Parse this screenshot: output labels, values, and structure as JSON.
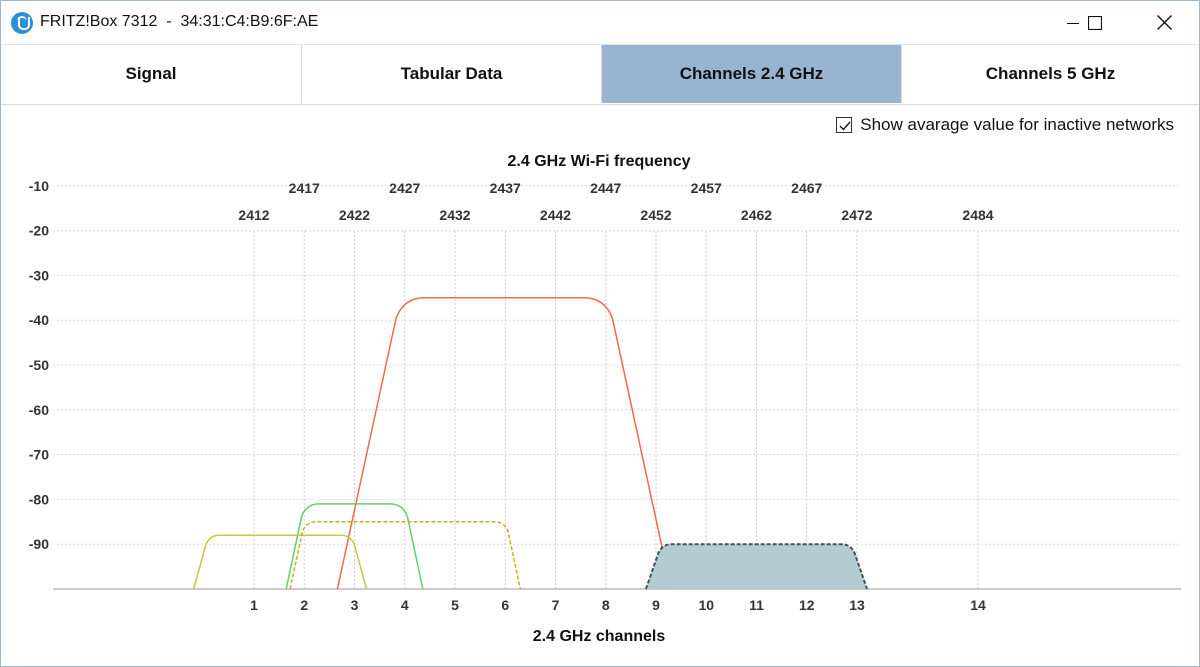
{
  "window": {
    "title": "FRITZ!Box 7312  -  34:31:C4:B9:6F:AE",
    "controls": [
      "minimize",
      "maximize",
      "close"
    ]
  },
  "tabs": [
    {
      "label": "Signal",
      "active": false
    },
    {
      "label": "Tabular Data",
      "active": false
    },
    {
      "label": "Channels 2.4 GHz",
      "active": true
    },
    {
      "label": "Channels 5 GHz",
      "active": false
    }
  ],
  "options": {
    "show_average_label": "Show avarage value for inactive networks",
    "show_average_checked": true
  },
  "chart_data": {
    "type": "area",
    "title": "2.4 GHz Wi-Fi frequency",
    "xlabel": "2.4 GHz channels",
    "ylabel": "",
    "ylim": [
      -100,
      0
    ],
    "y_ticks": [
      -10,
      -20,
      -30,
      -40,
      -50,
      -60,
      -70,
      -80,
      -90
    ],
    "channels": [
      {
        "ch": "1",
        "freq": "2412"
      },
      {
        "ch": "2",
        "freq": "2417"
      },
      {
        "ch": "3",
        "freq": "2422"
      },
      {
        "ch": "4",
        "freq": "2427"
      },
      {
        "ch": "5",
        "freq": "2432"
      },
      {
        "ch": "6",
        "freq": "2437"
      },
      {
        "ch": "7",
        "freq": "2442"
      },
      {
        "ch": "8",
        "freq": "2447"
      },
      {
        "ch": "9",
        "freq": "2452"
      },
      {
        "ch": "10",
        "freq": "2457"
      },
      {
        "ch": "11",
        "freq": "2462"
      },
      {
        "ch": "12",
        "freq": "2467"
      },
      {
        "ch": "13",
        "freq": "2472"
      },
      {
        "ch": "14",
        "freq": "2484"
      }
    ],
    "grid": true,
    "series": [
      {
        "color": "#ee6a48",
        "x_start": 2.66,
        "x_end": 9.3,
        "value": -35,
        "style": "solid",
        "fill": false
      },
      {
        "color": "#5ed06a",
        "x_start": 1.64,
        "x_end": 4.36,
        "value": -81,
        "style": "solid",
        "fill": false
      },
      {
        "color": "#c8c83a",
        "x_start": -0.2,
        "x_end": 3.24,
        "value": -88,
        "style": "solid",
        "fill": false
      },
      {
        "color": "#c4b21a",
        "x_start": 1.72,
        "x_end": 6.3,
        "value": -85,
        "style": "dashed",
        "fill": false
      },
      {
        "color": "#3f5466",
        "fill_color": "#b4cbd4",
        "x_start": 8.8,
        "x_end": 13.2,
        "value": -90,
        "style": "dashed",
        "fill": true
      }
    ]
  }
}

------------------------

* What to do *
Your copy should match the records word for word, with the pictures removed.

* The reply *
Parse this screenshot: output labels, values, and structure as JSON.
{
  "window": {
    "title": "FRITZ!Box 7312  -  34:31:C4:B9:6F:AE",
    "controls": [
      "minimize",
      "maximize",
      "close"
    ]
  },
  "tabs": [
    {
      "label": "Signal",
      "active": false
    },
    {
      "label": "Tabular Data",
      "active": false
    },
    {
      "label": "Channels 2.4 GHz",
      "active": true
    },
    {
      "label": "Channels 5 GHz",
      "active": false
    }
  ],
  "options": {
    "show_average_label": "Show avarage value for inactive networks",
    "show_average_checked": true
  },
  "chart_data": {
    "type": "area",
    "title": "2.4 GHz Wi-Fi frequency",
    "xlabel": "2.4 GHz channels",
    "ylabel": "",
    "ylim": [
      -100,
      0
    ],
    "y_ticks": [
      -10,
      -20,
      -30,
      -40,
      -50,
      -60,
      -70,
      -80,
      -90
    ],
    "channels": [
      {
        "ch": "1",
        "freq": "2412"
      },
      {
        "ch": "2",
        "freq": "2417"
      },
      {
        "ch": "3",
        "freq": "2422"
      },
      {
        "ch": "4",
        "freq": "2427"
      },
      {
        "ch": "5",
        "freq": "2432"
      },
      {
        "ch": "6",
        "freq": "2437"
      },
      {
        "ch": "7",
        "freq": "2442"
      },
      {
        "ch": "8",
        "freq": "2447"
      },
      {
        "ch": "9",
        "freq": "2452"
      },
      {
        "ch": "10",
        "freq": "2457"
      },
      {
        "ch": "11",
        "freq": "2462"
      },
      {
        "ch": "12",
        "freq": "2467"
      },
      {
        "ch": "13",
        "freq": "2472"
      },
      {
        "ch": "14",
        "freq": "2484"
      }
    ],
    "grid": true,
    "series": [
      {
        "color": "#ee6a48",
        "x_start": 2.66,
        "x_end": 9.3,
        "value": -35,
        "style": "solid",
        "fill": false
      },
      {
        "color": "#5ed06a",
        "x_start": 1.64,
        "x_end": 4.36,
        "value": -81,
        "style": "solid",
        "fill": false
      },
      {
        "color": "#c8c83a",
        "x_start": -0.2,
        "x_end": 3.24,
        "value": -88,
        "style": "solid",
        "fill": false
      },
      {
        "color": "#c4b21a",
        "x_start": 1.72,
        "x_end": 6.3,
        "value": -85,
        "style": "dashed",
        "fill": false
      },
      {
        "color": "#3f5466",
        "fill_color": "#b4cbd4",
        "x_start": 8.8,
        "x_end": 13.2,
        "value": -90,
        "style": "dashed",
        "fill": true
      }
    ]
  }
}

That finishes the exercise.